Activity: Lines from the records below that contain the word "name" are to be copied out.

------ Available records

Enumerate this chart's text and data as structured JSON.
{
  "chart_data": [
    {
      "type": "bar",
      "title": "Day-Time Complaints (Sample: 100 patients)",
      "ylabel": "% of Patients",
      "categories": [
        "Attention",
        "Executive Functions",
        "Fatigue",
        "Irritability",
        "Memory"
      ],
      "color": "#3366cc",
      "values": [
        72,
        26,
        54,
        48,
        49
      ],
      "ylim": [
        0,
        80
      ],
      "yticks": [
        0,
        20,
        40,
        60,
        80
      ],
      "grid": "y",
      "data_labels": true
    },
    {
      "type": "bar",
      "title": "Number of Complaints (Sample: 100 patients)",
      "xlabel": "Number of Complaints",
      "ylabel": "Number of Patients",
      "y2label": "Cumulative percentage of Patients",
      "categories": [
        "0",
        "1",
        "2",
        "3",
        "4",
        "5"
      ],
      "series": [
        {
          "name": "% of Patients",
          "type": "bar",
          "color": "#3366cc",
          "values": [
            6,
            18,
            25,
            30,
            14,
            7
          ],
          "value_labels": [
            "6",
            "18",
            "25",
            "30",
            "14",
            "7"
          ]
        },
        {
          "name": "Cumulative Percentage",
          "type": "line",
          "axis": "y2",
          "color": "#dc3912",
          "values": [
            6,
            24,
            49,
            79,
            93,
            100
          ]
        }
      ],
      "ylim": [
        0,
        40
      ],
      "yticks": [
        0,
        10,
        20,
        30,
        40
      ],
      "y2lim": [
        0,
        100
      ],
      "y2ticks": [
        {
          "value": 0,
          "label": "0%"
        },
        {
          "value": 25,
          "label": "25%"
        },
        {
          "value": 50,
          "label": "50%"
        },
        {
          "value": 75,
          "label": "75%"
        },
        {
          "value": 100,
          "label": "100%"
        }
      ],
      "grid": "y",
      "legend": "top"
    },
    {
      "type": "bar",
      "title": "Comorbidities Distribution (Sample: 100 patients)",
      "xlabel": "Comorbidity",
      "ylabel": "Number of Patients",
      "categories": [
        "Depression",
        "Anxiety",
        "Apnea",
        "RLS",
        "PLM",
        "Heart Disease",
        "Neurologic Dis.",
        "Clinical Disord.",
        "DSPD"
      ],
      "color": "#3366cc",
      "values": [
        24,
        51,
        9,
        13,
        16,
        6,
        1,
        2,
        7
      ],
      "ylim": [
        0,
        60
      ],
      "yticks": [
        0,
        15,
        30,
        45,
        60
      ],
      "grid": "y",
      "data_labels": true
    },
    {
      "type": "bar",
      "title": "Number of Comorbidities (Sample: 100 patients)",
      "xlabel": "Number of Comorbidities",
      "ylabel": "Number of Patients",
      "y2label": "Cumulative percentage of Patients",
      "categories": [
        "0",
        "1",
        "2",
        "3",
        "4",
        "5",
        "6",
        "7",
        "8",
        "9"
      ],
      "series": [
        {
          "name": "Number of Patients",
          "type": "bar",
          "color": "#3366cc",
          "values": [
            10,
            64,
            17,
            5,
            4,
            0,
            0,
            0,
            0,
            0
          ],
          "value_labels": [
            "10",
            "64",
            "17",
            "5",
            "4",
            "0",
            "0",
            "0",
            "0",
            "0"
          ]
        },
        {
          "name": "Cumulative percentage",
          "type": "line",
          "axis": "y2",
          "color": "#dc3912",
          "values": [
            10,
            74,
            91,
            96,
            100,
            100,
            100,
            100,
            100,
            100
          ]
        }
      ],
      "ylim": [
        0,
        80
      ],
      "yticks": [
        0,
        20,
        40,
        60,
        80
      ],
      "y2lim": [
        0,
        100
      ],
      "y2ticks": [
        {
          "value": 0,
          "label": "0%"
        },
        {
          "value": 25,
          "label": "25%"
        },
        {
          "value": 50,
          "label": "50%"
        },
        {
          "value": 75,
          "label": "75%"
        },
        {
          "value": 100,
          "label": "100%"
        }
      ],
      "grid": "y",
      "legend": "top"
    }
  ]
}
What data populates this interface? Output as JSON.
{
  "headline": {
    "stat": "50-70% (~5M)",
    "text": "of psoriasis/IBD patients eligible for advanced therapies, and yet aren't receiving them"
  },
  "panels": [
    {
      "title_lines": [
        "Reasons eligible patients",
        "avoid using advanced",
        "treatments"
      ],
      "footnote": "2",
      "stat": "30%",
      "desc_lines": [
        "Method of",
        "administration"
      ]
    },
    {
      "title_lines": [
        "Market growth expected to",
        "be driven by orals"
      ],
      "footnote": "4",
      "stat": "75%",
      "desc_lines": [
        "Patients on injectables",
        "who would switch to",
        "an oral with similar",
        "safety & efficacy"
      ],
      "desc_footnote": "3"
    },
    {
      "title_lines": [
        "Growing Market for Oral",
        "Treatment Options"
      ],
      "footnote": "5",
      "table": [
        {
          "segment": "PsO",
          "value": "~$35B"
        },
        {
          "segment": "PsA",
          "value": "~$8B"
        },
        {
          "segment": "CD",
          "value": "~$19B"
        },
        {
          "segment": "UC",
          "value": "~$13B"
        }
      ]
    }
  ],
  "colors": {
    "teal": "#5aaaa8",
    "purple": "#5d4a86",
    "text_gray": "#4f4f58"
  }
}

------------

Solution to this problem:
          "name": "% of Patients",
          "name": "Cumulative Percentage",
          "name": "Number of Patients",
          "name": "Cumulative percentage",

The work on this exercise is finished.